> **YOUR TASK**
Express the part of the material that opens with the line containing "gear-icon (72, 18, 112, 58)" and closes with the line containing "dollar-icon (72, 414, 112, 454)" as a JSON list of strings, one string per line. Include both of those lines and leave out blank lines.

> **Layout coordinate data**
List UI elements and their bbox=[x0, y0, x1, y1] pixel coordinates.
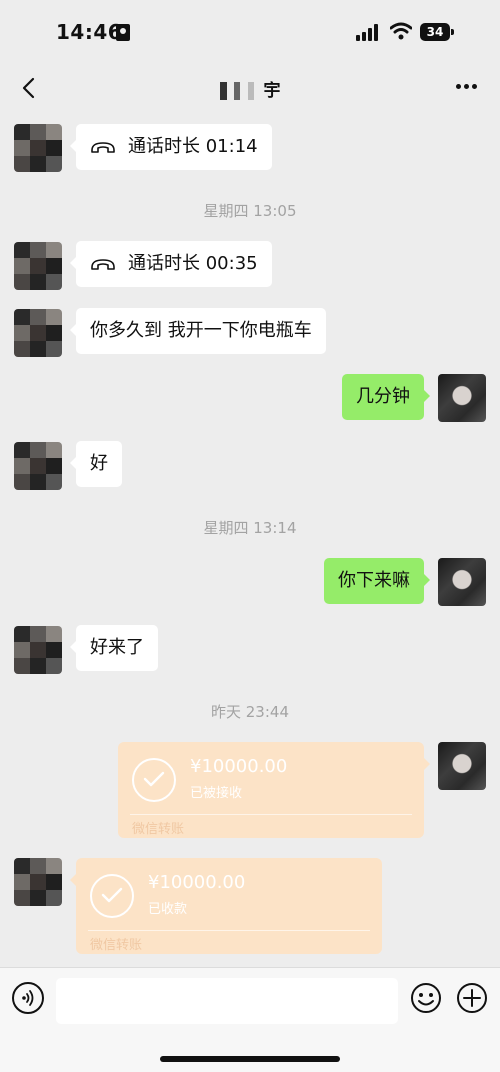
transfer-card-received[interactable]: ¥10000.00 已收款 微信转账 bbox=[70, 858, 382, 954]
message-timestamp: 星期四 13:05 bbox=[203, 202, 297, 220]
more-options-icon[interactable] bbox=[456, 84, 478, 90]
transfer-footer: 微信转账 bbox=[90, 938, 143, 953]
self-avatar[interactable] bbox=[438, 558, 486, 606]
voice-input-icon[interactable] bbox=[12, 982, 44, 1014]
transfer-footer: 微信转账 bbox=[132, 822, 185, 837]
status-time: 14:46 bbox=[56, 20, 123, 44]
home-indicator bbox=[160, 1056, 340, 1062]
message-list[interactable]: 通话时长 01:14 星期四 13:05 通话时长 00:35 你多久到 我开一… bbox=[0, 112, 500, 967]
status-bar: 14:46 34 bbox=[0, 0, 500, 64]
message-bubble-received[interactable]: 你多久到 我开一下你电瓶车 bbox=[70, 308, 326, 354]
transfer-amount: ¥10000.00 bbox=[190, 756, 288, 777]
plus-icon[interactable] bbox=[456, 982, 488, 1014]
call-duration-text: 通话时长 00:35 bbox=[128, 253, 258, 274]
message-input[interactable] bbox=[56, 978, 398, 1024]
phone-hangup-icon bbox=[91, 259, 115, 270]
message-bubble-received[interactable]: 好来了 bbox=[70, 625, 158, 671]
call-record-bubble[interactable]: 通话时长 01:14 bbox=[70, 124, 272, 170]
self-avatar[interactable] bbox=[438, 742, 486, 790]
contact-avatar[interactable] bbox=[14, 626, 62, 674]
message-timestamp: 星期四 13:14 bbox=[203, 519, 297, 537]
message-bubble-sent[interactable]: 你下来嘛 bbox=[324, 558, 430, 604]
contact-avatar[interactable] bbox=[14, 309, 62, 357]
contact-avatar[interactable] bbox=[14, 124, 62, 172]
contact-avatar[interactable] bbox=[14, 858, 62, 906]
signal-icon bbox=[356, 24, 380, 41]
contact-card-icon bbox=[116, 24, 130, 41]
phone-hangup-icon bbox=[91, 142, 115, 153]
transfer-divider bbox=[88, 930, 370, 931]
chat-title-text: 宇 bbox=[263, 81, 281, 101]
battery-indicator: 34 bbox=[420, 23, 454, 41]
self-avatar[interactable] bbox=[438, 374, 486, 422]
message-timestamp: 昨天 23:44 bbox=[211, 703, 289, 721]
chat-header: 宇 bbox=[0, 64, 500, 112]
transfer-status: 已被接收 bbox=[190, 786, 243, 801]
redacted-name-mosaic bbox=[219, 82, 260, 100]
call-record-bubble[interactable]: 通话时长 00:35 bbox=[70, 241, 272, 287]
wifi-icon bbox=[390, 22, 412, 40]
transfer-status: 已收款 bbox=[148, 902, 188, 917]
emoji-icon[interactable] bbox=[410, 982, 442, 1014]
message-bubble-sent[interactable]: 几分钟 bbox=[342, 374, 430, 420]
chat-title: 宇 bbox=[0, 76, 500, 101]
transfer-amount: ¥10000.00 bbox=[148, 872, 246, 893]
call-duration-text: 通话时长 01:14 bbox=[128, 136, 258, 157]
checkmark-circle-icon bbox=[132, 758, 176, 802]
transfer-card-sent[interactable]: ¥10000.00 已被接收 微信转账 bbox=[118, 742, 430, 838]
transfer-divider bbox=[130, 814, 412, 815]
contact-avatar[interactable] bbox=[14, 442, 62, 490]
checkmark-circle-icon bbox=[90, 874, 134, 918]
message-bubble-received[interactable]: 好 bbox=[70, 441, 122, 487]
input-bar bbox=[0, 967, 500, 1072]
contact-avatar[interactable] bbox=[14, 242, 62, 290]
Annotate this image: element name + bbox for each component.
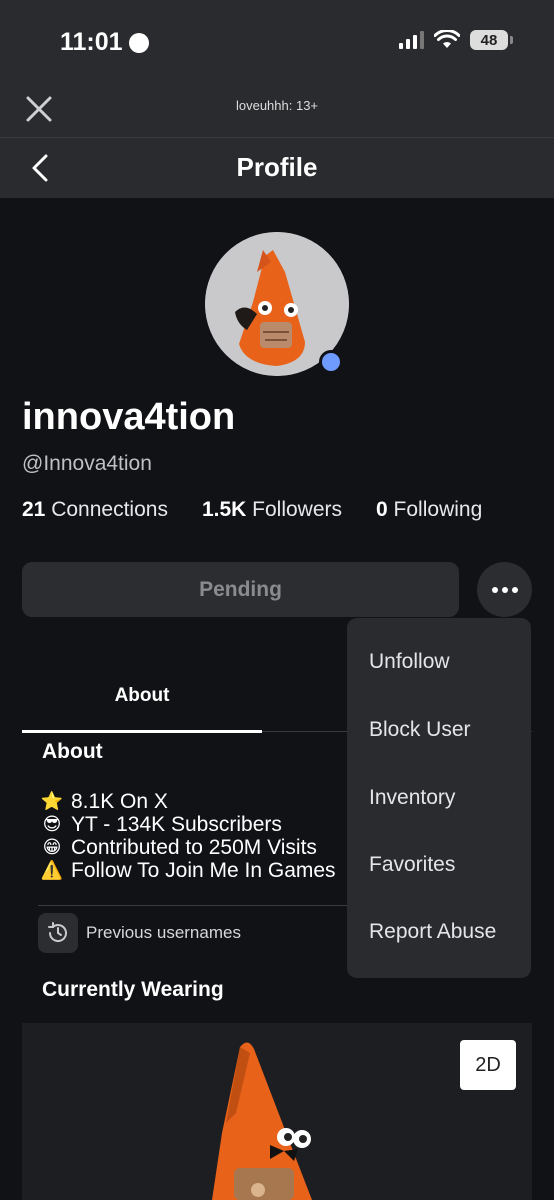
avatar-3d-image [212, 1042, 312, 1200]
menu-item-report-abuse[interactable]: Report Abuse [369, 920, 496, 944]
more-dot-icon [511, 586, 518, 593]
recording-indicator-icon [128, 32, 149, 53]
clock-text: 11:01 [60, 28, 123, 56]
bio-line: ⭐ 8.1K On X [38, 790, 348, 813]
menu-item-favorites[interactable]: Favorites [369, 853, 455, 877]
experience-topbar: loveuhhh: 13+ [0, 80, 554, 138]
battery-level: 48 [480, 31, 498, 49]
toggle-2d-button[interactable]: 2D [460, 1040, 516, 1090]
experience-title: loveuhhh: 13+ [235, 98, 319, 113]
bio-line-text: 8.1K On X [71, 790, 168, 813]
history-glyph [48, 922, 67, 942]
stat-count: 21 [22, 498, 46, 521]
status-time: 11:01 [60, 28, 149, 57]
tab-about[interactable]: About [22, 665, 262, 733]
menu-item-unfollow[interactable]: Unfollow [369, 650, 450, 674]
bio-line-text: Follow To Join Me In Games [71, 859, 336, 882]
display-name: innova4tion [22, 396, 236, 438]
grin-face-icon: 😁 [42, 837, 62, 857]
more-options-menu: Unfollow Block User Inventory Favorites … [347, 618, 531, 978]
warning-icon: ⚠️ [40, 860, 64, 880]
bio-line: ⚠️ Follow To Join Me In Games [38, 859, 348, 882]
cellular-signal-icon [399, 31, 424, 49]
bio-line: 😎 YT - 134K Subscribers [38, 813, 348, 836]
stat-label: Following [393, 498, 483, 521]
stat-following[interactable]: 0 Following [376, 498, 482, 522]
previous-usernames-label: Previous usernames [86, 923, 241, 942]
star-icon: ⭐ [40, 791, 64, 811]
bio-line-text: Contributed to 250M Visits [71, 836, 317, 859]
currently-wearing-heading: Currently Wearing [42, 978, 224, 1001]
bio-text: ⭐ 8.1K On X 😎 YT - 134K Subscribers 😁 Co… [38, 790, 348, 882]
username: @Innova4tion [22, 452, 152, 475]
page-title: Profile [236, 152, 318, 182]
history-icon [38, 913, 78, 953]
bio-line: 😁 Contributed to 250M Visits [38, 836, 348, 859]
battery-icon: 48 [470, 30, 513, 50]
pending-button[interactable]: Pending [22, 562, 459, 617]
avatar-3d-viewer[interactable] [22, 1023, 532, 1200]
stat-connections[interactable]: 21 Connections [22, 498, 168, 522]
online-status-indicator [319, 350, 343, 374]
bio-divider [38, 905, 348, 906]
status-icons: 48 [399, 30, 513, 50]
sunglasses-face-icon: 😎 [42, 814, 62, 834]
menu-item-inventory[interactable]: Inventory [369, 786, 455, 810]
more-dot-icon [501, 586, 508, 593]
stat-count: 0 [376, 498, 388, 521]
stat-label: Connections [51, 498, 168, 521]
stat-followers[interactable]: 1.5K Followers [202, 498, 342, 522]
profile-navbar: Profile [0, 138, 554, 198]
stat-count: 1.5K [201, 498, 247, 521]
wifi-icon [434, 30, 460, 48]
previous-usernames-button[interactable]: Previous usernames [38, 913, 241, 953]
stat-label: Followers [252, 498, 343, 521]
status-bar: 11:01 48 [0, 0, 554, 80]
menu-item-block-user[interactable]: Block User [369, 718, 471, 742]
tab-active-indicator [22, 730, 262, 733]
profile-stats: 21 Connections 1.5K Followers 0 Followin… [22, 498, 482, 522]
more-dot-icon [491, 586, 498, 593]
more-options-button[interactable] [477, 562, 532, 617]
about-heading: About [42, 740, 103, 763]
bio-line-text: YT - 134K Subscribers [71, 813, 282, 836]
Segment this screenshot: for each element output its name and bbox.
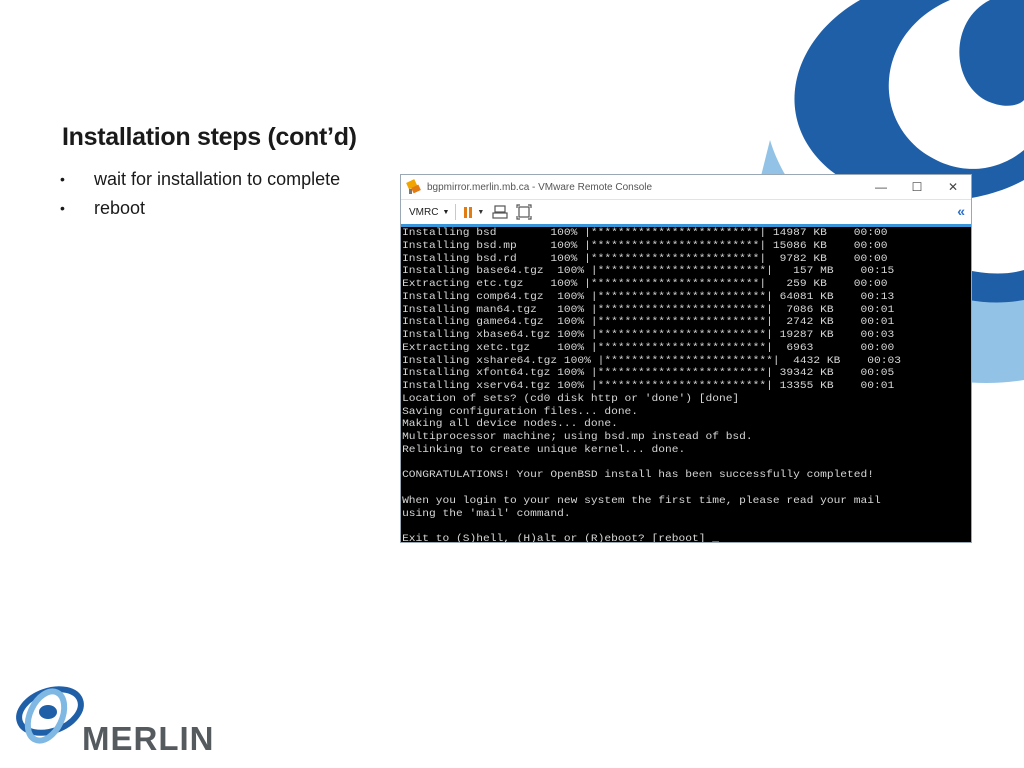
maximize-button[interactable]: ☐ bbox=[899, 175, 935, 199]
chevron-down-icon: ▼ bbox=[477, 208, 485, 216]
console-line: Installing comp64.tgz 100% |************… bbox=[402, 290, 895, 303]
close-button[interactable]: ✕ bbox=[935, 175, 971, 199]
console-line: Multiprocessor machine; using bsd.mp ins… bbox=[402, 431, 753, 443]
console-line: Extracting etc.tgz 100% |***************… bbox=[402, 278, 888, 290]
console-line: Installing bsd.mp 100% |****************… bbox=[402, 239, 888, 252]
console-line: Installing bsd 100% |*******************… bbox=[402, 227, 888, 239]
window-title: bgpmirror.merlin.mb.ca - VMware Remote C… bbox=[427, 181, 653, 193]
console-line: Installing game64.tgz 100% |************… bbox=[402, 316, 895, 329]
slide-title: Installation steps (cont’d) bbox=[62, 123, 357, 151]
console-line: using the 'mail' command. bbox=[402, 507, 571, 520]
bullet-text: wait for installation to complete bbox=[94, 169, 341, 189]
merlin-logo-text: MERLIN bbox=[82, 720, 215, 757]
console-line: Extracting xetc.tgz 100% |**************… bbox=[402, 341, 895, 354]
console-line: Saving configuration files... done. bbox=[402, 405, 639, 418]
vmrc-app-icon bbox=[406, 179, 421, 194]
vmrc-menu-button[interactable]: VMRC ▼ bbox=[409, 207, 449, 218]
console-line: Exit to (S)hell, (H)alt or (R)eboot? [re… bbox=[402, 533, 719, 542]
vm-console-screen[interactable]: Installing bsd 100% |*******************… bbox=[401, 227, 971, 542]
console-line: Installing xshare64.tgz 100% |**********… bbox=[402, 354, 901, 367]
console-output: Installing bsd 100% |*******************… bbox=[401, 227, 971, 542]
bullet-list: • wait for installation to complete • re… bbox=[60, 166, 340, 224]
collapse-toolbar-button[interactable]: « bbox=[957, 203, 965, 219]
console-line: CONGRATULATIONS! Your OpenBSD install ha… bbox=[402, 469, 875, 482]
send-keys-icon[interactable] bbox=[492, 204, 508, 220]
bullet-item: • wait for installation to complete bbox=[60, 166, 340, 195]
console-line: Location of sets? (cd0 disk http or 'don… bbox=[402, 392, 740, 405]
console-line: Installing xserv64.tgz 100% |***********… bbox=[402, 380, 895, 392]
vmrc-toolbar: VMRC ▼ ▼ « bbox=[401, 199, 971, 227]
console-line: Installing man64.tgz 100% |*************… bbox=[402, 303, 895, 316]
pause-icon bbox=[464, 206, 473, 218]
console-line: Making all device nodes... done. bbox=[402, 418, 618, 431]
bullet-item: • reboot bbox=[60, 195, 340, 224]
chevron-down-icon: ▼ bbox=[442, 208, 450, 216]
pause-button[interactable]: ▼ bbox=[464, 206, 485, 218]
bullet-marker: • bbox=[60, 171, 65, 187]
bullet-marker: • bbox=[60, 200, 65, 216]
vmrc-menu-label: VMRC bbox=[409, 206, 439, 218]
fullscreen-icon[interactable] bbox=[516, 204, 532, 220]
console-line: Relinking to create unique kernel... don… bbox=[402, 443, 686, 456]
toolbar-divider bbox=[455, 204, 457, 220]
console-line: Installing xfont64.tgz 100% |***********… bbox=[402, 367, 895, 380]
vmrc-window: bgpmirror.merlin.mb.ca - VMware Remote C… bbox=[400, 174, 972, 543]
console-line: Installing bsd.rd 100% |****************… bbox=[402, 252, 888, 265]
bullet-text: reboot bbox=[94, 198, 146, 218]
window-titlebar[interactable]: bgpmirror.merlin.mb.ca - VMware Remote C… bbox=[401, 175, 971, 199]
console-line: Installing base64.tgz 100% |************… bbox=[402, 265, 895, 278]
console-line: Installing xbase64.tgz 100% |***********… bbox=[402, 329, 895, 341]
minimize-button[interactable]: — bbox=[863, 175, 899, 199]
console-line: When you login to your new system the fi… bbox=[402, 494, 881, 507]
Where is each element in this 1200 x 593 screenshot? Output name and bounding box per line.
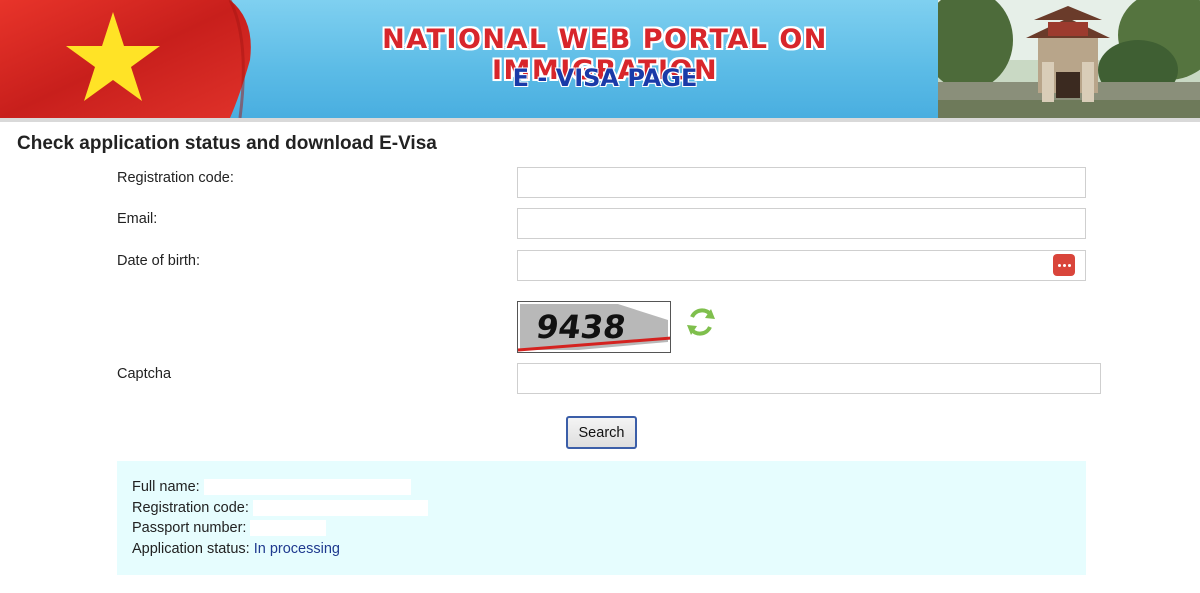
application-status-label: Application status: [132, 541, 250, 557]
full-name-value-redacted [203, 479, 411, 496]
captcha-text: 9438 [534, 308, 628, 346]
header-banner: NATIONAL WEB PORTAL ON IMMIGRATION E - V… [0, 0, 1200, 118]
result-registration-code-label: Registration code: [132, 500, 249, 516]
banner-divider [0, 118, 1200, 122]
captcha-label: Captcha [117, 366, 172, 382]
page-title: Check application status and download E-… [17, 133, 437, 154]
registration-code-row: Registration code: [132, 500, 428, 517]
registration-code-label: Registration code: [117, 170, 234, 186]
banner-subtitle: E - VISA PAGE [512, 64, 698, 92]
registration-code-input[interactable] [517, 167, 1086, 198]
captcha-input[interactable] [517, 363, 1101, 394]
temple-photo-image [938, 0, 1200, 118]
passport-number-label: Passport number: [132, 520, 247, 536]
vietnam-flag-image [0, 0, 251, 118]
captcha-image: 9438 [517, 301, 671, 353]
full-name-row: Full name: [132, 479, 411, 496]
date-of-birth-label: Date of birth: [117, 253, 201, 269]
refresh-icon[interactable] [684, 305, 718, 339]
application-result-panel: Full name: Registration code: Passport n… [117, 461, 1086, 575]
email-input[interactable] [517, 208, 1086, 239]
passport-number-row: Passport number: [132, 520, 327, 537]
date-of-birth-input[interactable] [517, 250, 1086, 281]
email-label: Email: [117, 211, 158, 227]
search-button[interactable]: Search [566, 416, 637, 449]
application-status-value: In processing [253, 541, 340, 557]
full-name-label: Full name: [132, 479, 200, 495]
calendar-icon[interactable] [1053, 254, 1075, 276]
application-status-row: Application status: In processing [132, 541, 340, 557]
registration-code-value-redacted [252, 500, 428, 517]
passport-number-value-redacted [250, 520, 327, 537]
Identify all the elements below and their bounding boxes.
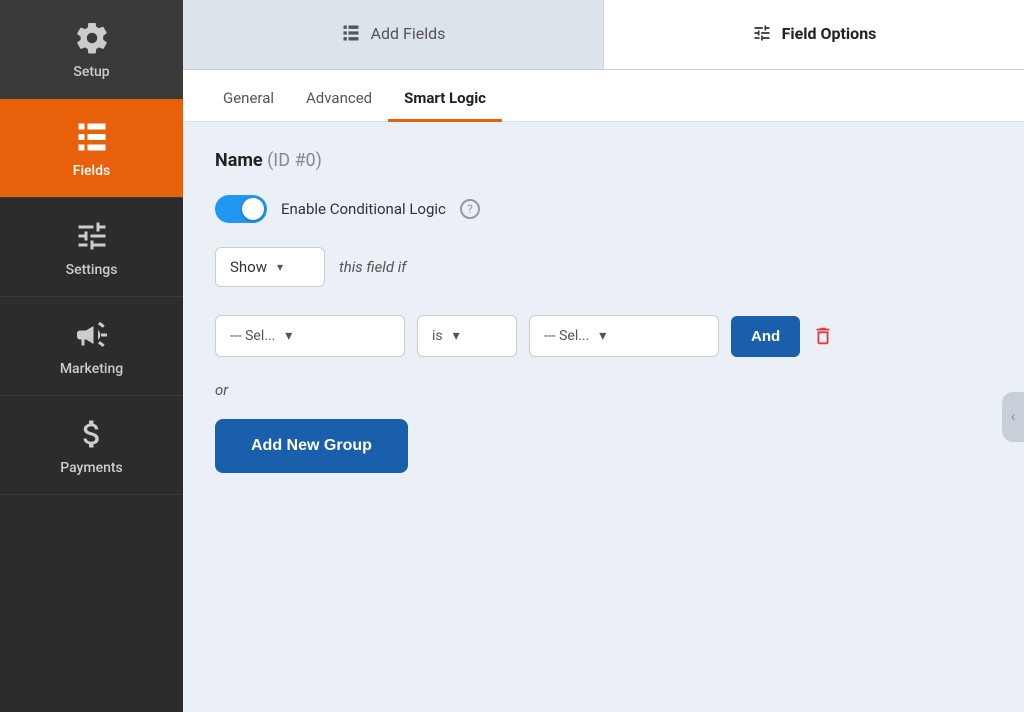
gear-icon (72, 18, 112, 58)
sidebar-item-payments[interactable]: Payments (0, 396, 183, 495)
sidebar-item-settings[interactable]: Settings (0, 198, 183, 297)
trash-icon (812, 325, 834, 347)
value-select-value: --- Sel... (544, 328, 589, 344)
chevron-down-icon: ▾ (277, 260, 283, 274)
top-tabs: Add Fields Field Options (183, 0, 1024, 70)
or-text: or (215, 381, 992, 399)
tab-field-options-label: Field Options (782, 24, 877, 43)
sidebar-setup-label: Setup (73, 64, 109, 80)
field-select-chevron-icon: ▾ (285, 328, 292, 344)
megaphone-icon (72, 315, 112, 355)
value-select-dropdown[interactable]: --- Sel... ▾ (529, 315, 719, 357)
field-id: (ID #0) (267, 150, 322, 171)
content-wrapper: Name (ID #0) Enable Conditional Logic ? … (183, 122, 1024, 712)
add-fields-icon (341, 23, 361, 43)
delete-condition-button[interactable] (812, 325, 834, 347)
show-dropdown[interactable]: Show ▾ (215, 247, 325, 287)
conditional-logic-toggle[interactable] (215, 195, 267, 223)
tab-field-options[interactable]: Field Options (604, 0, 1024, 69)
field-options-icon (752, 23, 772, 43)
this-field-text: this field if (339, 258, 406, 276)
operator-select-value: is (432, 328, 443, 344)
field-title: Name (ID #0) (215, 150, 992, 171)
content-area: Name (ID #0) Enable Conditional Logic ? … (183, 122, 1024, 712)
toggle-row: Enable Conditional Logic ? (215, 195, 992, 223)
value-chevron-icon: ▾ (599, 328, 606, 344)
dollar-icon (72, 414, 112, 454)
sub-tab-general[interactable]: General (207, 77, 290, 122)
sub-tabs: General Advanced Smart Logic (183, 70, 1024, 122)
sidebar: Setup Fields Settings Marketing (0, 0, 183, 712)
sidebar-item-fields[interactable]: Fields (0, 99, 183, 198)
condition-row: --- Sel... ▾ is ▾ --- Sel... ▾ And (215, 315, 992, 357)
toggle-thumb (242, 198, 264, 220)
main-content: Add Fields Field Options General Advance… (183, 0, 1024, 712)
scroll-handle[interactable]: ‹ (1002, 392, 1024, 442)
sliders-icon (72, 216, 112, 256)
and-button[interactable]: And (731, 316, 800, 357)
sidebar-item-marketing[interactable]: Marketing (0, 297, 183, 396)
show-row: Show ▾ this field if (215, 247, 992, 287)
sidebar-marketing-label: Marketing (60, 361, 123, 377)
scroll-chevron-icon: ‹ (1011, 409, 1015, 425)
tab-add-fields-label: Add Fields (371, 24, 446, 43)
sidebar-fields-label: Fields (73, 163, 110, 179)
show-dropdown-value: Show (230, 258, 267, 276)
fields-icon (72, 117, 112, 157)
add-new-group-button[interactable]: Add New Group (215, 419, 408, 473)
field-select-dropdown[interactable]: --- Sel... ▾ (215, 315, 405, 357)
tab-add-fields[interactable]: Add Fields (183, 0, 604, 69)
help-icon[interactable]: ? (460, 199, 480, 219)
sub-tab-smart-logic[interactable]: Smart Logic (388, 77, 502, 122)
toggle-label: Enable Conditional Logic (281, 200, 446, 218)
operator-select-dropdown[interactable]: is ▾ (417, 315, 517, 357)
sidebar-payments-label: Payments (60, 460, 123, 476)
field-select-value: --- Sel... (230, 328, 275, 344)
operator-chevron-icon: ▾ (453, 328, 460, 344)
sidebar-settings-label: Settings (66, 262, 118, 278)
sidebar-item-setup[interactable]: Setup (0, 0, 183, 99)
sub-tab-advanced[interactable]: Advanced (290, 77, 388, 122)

> **EXERCISE ANSWER**
[
  "gear-icon (72, 18, 112, 58)",
  "sidebar-item-payments[interactable]: Payments (0, 396, 183, 495)",
  "sidebar-item-settings[interactable]: Settings (0, 198, 183, 297)",
  "trash-icon (812, 325, 834, 347)",
  "value-select-value: --- Sel... (544, 328, 589, 344)",
  "chevron-down-icon: ▾ (277, 260, 283, 274)",
  "top-tabs: Add Fields Field Options (183, 0, 1024, 70)",
  "or-text: or (215, 381, 992, 399)",
  "tab-field-options-label: Field Options (782, 24, 877, 43)",
  "sidebar-setup-label: Setup (73, 64, 109, 80)",
  "field-select-chevron-icon: ▾ (285, 328, 292, 344)",
  "megaphone-icon (72, 315, 112, 355)",
  "value-select-dropdown[interactable]: --- Sel... ▾ (529, 315, 719, 357)",
  "field-id: (ID #0) (267, 150, 322, 171)",
  "content-wrapper: Name (ID #0) Enable Conditional Logic ? … (183, 122, 1024, 712)",
  "add-fields-icon (341, 23, 361, 43)",
  "delete-condition-button[interactable] (812, 325, 834, 347)",
  "show-dropdown[interactable]: Show ▾ (215, 247, 325, 287)",
  "conditional-logic-toggle[interactable] (215, 195, 267, 223)",
  "tab-field-options[interactable]: Field Options (604, 0, 1024, 69)",
  "field-options-icon (752, 23, 772, 43)",
  "this-field-text: this field if (339, 258, 406, 276)",
  "operator-select-value: is (432, 328, 443, 344)",
  "field-title: Name (ID #0) (215, 150, 992, 171)",
  "content-area: Name (ID #0) Enable Conditional Logic ? … (183, 122, 1024, 712)",
  "toggle-row: Enable Conditional Logic ? (215, 195, 992, 223)",
  "value-chevron-icon: ▾ (599, 328, 606, 344)",
  "dollar-icon (72, 414, 112, 454)"
]